*Task instructions*. Word for word, set down the records and skip each picture.

[Data entries]
[Start]
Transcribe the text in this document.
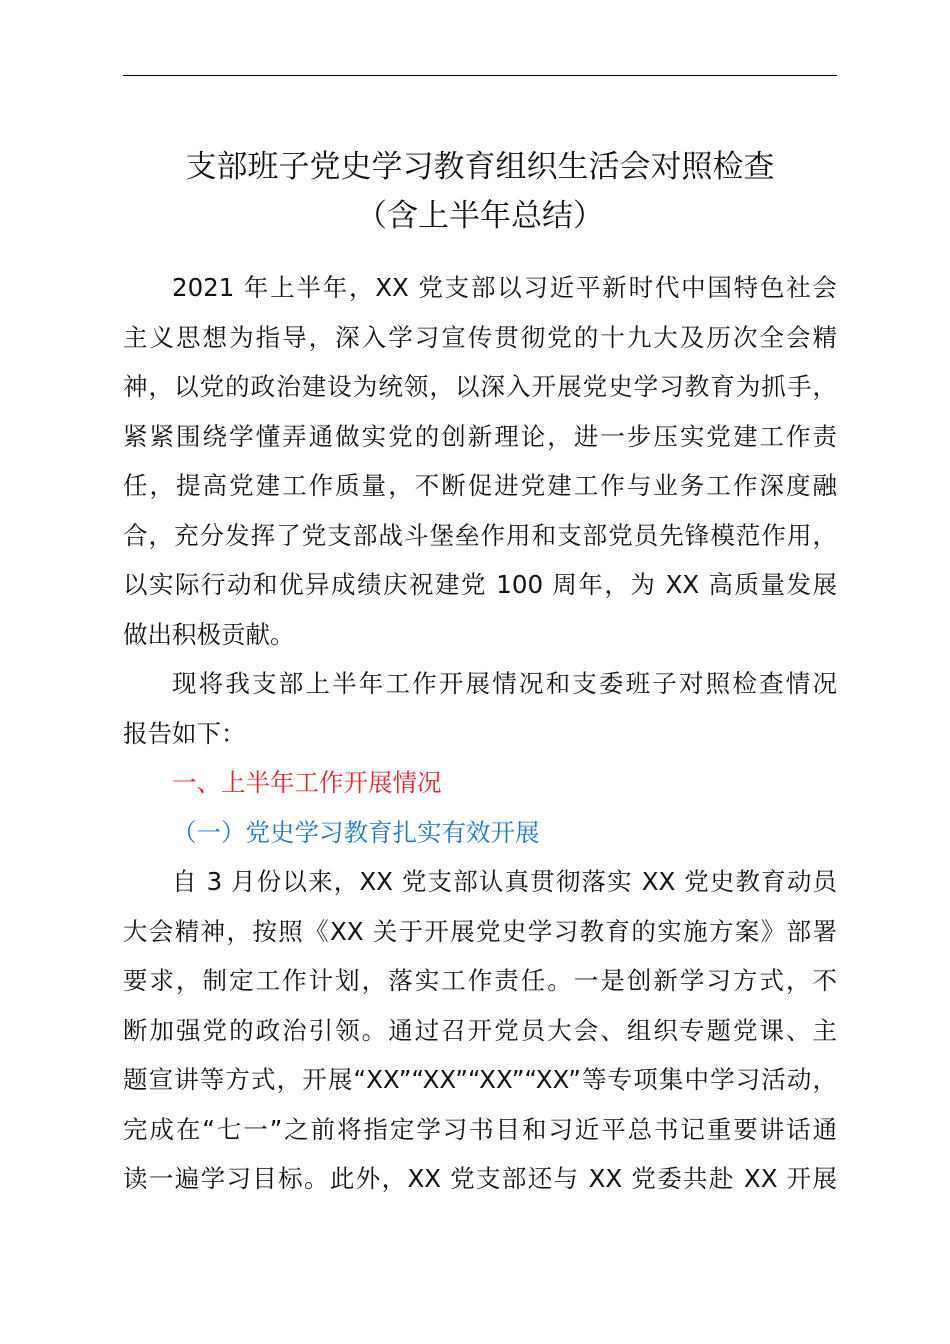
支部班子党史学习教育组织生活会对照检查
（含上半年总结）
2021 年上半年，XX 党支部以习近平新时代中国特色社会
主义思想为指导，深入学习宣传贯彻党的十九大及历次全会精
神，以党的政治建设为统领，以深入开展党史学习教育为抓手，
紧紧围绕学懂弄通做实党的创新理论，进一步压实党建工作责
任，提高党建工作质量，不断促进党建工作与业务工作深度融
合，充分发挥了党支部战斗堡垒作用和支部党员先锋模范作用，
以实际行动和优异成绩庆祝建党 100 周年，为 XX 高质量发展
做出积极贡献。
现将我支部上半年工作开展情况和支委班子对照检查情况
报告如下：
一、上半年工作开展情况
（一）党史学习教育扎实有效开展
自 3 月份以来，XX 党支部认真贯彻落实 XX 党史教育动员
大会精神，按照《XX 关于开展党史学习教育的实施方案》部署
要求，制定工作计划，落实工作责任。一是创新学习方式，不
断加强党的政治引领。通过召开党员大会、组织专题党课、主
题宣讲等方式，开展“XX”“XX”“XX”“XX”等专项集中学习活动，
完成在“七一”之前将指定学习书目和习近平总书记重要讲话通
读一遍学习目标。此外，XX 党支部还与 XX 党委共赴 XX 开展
[End]
*The solution*.
Transcribe the text in this document.
支部班子党史学习教育组织生活会对照检查
（含上半年总结）
2021 年上半年，XX 党支部以习近平新时代中国特色社会
主义思想为指导，深入学习宣传贯彻党的十九大及历次全会精
神，以党的政治建设为统领，以深入开展党史学习教育为抓手，
紧紧围绕学懂弄通做实党的创新理论，进一步压实党建工作责
任，提高党建工作质量，不断促进党建工作与业务工作深度融
合，充分发挥了党支部战斗堡垒作用和支部党员先锋模范作用，
以实际行动和优异成绩庆祝建党 100 周年，为 XX 高质量发展
做出积极贡献。
现将我支部上半年工作开展情况和支委班子对照检查情况
报告如下：
一、上半年工作开展情况
（一）党史学习教育扎实有效开展
自 3 月份以来，XX 党支部认真贯彻落实 XX 党史教育动员
大会精神，按照《XX 关于开展党史学习教育的实施方案》部署
要求，制定工作计划，落实工作责任。一是创新学习方式，不
断加强党的政治引领。通过召开党员大会、组织专题党课、主
题宣讲等方式，开展“XX”“XX”“XX”“XX”等专项集中学习活动，
完成在“七一”之前将指定学习书目和习近平总书记重要讲话通
读一遍学习目标。此外，XX 党支部还与 XX 党委共赴 XX 开展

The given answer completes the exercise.